- **Given instruction**
Among these lines, how many include "инфраструктуры"? Answer only with the number.

Start

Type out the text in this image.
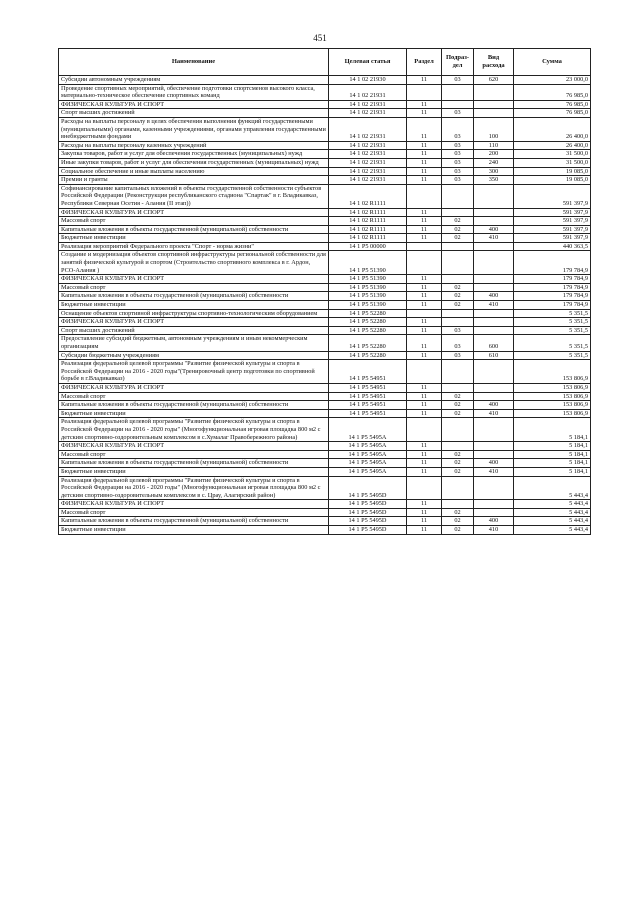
451
Наименование	Целевая статья	Раздел	Подраз-дел	Вид расхода	Сумма
Субсидии автономным учреждениям	14 1 02 21930	11	03	620	23 000,0
Проведение спортивных мероприятий, обеспечение подготовки спортсменов высокого класса, материально-техническое обеспечение спортивных команд	14 1 02 21931				76 985,0
ФИЗИЧЕСКАЯ КУЛЬТУРА И СПОРТ	14 1 02 21931	11			76 985,0
Спорт высших достижений	14 1 02 21931	11	03		76 985,0
Расходы на выплаты персоналу в целях обеспечения выполнения функций государственными (муниципальными) органами, казенными учреждениями, органами управления государственными внебюджетными фондами	14 1 02 21931	11	03	100	26 400,0
Расходы на выплаты персоналу казенных учреждений	14 1 02 21931	11	03	110	26 400,0
Закупка товаров, работ и услуг для обеспечения государственных (муниципальных) нужд	14 1 02 21931	11	03	200	31 500,0
Иные закупки товаров, работ и услуг для обеспечения государственных (муниципальных) нужд	14 1 02 21931	11	03	240	31 500,0
Социальное обеспечение и иные выплаты населению	14 1 02 21931	11	03	300	19 085,0
Премии и гранты	14 1 02 21931	11	03	350	19 085,0
Софинансирование капитальных вложений в объекты государственной собственности субъектов Российской Федерации (Реконструкция республиканского стадиона "Спартак" в г. Владикавказ, Республики Северная Осетия - Алания (II этап))	14 1 02 R1111				591 397,9
ФИЗИЧЕСКАЯ КУЛЬТУРА И СПОРТ	14 1 02 R1111	11			591 397,9
Массовый спорт	14 1 02 R1111	11	02		591 397,9
Капитальные вложения в объекты государственной (муниципальной) собственности	14 1 02 R1111	11	02	400	591 397,9
Бюджетные инвестиции	14 1 02 R1111	11	02	410	591 397,9
Реализация мероприятий Федерального проекта "Спорт - норма жизни"	14 1 P5 00000				440 363,5
Создание и модернизация объектов спортивной инфраструктуры региональной собственности для занятий физической культурой и спортом (Строительство спортивного комплекса в г. Ардон, РСО-Алания )	14 1 P5 51390				179 784,9
ФИЗИЧЕСКАЯ КУЛЬТУРА И СПОРТ	14 1 P5 51390	11			179 784,9
Массовый спорт	14 1 P5 51390	11	02		179 784,9
Капитальные вложения в объекты государственной (муниципальной) собственности	14 1 P5 51390	11	02	400	179 784,9
Бюджетные инвестиции	14 1 P5 51390	11	02	410	179 784,9
Оснащение объектов спортивной инфраструктуры спортивно-технологическим оборудованием	14 1 P5 52280				5 351,5
ФИЗИЧЕСКАЯ КУЛЬТУРА И СПОРТ	14 1 P5 52280	11			5 351,5
Спорт высших достижений	14 1 P5 52280	11	03		5 351,5
Предоставление субсидий бюджетным, автономным учреждениям и иным некоммерческим организациям	14 1 P5 52280	11	03	600	5 351,5
Субсидии бюджетным учреждениям	14 1 P5 52280	11	03	610	5 351,5
Реализация федеральной целевой программы "Развитие физической культуры и спорта в Российской Федерации на 2016 - 2020 годы"(Тренировочный центр подготовки по спортивной борьбе в г.Владикавказ)	14 1 P5 54951				153 806,9
ФИЗИЧЕСКАЯ КУЛЬТУРА И СПОРТ	14 1 P5 54951	11			153 806,9
Массовый спорт	14 1 P5 54951	11	02		153 806,9
Капитальные вложения в объекты государственной (муниципальной) собственности	14 1 P5 54951	11	02	400	153 806,9
Бюджетные инвестиции	14 1 P5 54951	11	02	410	153 806,9
Реализация федеральной целевой программы "Развитие физической культуры и спорта в Российской Федерации на 2016 - 2020 годы" (Многофункциональная игровая площадка 800 м2 с детским спортивно-оздоровительным комплексом в с.Хумалаг Правобережного района)	14 1 P5 5495A				5 184,1
ФИЗИЧЕСКАЯ КУЛЬТУРА И СПОРТ	14 1 P5 5495A	11			5 184,1
Массовый спорт	14 1 P5 5495A	11	02		5 184,1
Капитальные вложения в объекты государственной (муниципальной) собственности	14 1 P5 5495A	11	02	400	5 184,1
Бюджетные инвестиции	14 1 P5 5495A	11	02	410	5 184,1
Реализация федеральной целевой программы "Развитие физической культуры и спорта в Российской Федерации на 2016 - 2020 годы" (Многофункциональная игровая площадка 800 м2 с детским спортивно-оздоровительным комплексом в с. Црау, Алагирский район)	14 1 P5 5495D				5 443,4
ФИЗИЧЕСКАЯ КУЛЬТУРА И СПОРТ	14 1 P5 5495D	11			5 443,4
Массовый спорт	14 1 P5 5495D	11	02		5 443,4
Капитальные вложения в объекты государственной (муниципальной) собственности	14 1 P5 5495D	11	02	400	5 443,4
Бюджетные инвестиции	14 1 P5 5495D	11	02	410	5 443,4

End

- **Correct response**
2